[start Data listing]

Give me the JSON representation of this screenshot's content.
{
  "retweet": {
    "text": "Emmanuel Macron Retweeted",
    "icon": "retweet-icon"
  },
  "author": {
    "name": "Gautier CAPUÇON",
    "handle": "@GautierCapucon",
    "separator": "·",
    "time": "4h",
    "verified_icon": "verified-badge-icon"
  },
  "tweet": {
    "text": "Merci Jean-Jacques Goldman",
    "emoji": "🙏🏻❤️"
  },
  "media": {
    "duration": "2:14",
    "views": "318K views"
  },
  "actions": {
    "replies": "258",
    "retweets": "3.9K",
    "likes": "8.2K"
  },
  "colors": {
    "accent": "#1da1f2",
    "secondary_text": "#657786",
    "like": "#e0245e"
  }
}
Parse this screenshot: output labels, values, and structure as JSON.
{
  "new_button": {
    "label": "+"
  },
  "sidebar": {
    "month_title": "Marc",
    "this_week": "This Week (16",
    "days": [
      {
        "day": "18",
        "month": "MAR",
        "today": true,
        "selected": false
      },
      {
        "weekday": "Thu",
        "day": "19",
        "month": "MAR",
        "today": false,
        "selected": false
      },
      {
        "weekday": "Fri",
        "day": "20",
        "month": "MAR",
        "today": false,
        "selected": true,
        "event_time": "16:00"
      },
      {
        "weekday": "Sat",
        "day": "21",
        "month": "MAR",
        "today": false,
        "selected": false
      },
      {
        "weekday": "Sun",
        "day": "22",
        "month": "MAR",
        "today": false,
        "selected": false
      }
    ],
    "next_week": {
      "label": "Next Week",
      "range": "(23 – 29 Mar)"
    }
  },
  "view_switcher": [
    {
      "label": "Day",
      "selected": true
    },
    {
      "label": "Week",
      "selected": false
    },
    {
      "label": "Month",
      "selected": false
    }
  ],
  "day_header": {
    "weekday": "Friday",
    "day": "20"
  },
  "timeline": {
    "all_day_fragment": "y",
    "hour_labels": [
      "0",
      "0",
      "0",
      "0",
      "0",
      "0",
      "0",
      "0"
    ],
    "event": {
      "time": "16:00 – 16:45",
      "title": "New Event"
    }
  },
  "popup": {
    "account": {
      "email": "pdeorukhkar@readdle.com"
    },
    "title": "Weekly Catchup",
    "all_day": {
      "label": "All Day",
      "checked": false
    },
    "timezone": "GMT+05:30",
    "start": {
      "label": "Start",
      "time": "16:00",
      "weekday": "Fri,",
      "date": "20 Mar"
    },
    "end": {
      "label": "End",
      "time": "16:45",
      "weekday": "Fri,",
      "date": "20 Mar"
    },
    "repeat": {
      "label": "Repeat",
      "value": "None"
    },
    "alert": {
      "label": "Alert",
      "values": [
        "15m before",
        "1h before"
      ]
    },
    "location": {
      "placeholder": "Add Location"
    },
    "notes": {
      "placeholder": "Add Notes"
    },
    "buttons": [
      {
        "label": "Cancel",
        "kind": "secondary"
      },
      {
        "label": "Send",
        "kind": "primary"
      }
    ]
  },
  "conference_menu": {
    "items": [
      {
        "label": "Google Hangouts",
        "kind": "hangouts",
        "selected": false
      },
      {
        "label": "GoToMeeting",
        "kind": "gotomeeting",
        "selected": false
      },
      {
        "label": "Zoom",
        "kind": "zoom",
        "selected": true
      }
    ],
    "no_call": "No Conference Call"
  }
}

[end Data listing]

* What to work on:
All of the data needs to be printed once more, exactly.

* Written solution:
Give me the JSON representation of this screenshot's content.
{
  "retweet": {
    "text": "Emmanuel Macron Retweeted",
    "icon": "retweet-icon"
  },
  "author": {
    "name": "Gautier CAPUÇON",
    "handle": "@GautierCapucon",
    "separator": "·",
    "time": "4h",
    "verified_icon": "verified-badge-icon"
  },
  "tweet": {
    "text": "Merci Jean-Jacques Goldman",
    "emoji": "🙏🏻❤️"
  },
  "media": {
    "duration": "2:14",
    "views": "318K views"
  },
  "actions": {
    "replies": "258",
    "retweets": "3.9K",
    "likes": "8.2K"
  },
  "colors": {
    "accent": "#1da1f2",
    "secondary_text": "#657786",
    "like": "#e0245e"
  }
}
Parse this screenshot: output labels, values, and structure as JSON.
{
  "new_button": {
    "label": "+"
  },
  "sidebar": {
    "month_title": "Marc",
    "this_week": "This Week (16",
    "days": [
      {
        "day": "18",
        "month": "MAR",
        "today": true,
        "selected": false
      },
      {
        "weekday": "Thu",
        "day": "19",
        "month": "MAR",
        "today": false,
        "selected": false
      },
      {
        "weekday": "Fri",
        "day": "20",
        "month": "MAR",
        "today": false,
        "selected": true,
        "event_time": "16:00"
      },
      {
        "weekday": "Sat",
        "day": "21",
        "month": "MAR",
        "today": false,
        "selected": false
      },
      {
        "weekday": "Sun",
        "day": "22",
        "month": "MAR",
        "today": false,
        "selected": false
      }
    ],
    "next_week": {
      "label": "Next Week",
      "range": "(23 – 29 Mar)"
    }
  },
  "view_switcher": [
    {
      "label": "Day",
      "selected": true
    },
    {
      "label": "Week",
      "selected": false
    },
    {
      "label": "Month",
      "selected": false
    }
  ],
  "day_header": {
    "weekday": "Friday",
    "day": "20"
  },
  "timeline": {
    "all_day_fragment": "y",
    "hour_labels": [
      "0",
      "0",
      "0",
      "0",
      "0",
      "0",
      "0",
      "0"
    ],
    "event": {
      "time": "16:00 – 16:45",
      "title": "New Event"
    }
  },
  "popup": {
    "account": {
      "email": "pdeorukhkar@readdle.com"
    },
    "title": "Weekly Catchup",
    "all_day": {
      "label": "All Day",
      "checked": false
    },
    "timezone": "GMT+05:30",
    "start": {
      "label": "Start",
      "time": "16:00",
      "weekday": "Fri,",
      "date": "20 Mar"
    },
    "end": {
      "label": "End",
      "time": "16:45",
      "weekday": "Fri,",
      "date": "20 Mar"
    },
    "repeat": {
      "label": "Repeat",
      "value": "None"
    },
    "alert": {
      "label": "Alert",
      "values": [
        "15m before",
        "1h before"
      ]
    },
    "location": {
      "placeholder": "Add Location"
    },
    "notes": {
      "placeholder": "Add Notes"
    },
    "buttons": [
      {
        "label": "Cancel",
        "kind": "secondary"
      },
      {
        "label": "Send",
        "kind": "primary"
      }
    ]
  },
  "conference_menu": {
    "items": [
      {
        "label": "Google Hangouts",
        "kind": "hangouts",
        "selected": false
      },
      {
        "label": "GoToMeeting",
        "kind": "gotomeeting",
        "selected": false
      },
      {
        "label": "Zoom",
        "kind": "zoom",
        "selected": true
      }
    ],
    "no_call": "No Conference Call"
  }
}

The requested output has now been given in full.